## Aim:
Establish how many lines in the material include the string "Vinayaga" and report it as a lone number.

(Extracted data entries)
+++
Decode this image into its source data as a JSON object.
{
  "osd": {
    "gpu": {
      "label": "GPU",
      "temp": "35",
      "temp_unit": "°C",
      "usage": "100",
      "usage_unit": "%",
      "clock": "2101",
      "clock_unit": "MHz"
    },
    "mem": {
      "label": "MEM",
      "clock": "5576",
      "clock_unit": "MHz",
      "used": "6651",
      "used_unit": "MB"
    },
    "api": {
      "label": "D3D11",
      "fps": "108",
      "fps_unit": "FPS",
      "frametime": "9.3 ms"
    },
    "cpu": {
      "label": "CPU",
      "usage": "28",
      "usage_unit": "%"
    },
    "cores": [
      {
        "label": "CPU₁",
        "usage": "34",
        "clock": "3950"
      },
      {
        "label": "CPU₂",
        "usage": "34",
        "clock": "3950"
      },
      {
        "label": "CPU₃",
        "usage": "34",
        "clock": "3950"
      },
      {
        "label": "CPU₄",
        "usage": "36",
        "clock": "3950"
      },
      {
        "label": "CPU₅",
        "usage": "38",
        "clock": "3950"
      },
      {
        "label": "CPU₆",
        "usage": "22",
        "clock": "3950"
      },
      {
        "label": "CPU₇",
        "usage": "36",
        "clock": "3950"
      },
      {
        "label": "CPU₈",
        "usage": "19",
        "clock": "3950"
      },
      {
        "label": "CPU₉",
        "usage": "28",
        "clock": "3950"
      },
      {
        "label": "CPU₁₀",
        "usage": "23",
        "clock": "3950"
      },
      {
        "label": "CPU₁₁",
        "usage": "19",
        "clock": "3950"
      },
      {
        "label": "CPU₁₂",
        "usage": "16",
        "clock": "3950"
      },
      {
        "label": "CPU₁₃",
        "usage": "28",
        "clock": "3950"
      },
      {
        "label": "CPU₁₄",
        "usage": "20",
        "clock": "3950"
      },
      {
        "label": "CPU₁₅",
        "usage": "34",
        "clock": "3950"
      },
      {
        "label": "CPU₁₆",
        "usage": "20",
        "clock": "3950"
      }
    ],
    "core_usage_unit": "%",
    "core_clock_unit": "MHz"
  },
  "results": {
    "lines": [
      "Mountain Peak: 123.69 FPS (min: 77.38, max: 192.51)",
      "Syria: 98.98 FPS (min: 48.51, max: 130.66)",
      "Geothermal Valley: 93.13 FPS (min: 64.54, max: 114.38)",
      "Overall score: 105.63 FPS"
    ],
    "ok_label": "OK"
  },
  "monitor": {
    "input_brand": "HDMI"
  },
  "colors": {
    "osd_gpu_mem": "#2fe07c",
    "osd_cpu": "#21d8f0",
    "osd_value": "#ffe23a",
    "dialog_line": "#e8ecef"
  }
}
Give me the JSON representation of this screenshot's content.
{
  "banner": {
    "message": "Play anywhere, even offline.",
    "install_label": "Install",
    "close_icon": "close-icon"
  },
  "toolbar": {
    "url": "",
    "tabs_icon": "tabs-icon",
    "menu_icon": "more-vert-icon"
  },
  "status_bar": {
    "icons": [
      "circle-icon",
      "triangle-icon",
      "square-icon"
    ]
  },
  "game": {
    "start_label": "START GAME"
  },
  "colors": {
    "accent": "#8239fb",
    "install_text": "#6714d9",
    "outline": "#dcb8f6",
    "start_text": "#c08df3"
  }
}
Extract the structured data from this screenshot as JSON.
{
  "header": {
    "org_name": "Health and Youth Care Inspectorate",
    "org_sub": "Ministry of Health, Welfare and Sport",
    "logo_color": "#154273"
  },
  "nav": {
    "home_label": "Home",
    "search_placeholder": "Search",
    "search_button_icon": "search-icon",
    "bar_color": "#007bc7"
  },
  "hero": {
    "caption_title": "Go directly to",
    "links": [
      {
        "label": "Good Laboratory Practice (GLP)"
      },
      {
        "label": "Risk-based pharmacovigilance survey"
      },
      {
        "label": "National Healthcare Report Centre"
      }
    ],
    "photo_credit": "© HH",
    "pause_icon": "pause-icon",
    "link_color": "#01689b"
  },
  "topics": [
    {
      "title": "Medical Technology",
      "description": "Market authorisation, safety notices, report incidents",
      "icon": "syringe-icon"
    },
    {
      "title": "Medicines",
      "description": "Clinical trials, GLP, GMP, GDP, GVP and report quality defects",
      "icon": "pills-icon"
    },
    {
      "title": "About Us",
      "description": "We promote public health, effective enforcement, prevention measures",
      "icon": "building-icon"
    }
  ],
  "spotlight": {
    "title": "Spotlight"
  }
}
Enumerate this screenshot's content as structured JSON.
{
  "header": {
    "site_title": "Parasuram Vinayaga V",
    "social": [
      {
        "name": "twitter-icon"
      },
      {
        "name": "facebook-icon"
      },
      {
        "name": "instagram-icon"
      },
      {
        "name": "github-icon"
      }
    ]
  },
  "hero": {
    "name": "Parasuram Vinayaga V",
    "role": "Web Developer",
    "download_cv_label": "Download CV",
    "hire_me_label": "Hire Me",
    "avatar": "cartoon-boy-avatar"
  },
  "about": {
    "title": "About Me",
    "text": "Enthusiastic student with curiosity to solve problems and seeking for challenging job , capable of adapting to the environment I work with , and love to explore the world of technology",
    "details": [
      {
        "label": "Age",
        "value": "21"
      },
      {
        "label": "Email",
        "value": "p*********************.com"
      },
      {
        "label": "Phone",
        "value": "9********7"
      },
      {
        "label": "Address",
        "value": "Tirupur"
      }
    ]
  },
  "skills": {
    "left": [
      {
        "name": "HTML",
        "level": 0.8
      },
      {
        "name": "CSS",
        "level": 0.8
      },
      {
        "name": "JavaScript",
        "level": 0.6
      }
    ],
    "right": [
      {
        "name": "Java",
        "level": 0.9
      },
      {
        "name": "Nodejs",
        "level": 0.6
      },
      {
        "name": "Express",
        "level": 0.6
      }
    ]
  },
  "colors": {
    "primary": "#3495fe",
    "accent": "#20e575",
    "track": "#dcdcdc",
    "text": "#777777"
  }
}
+++
## Result of the exercise:
2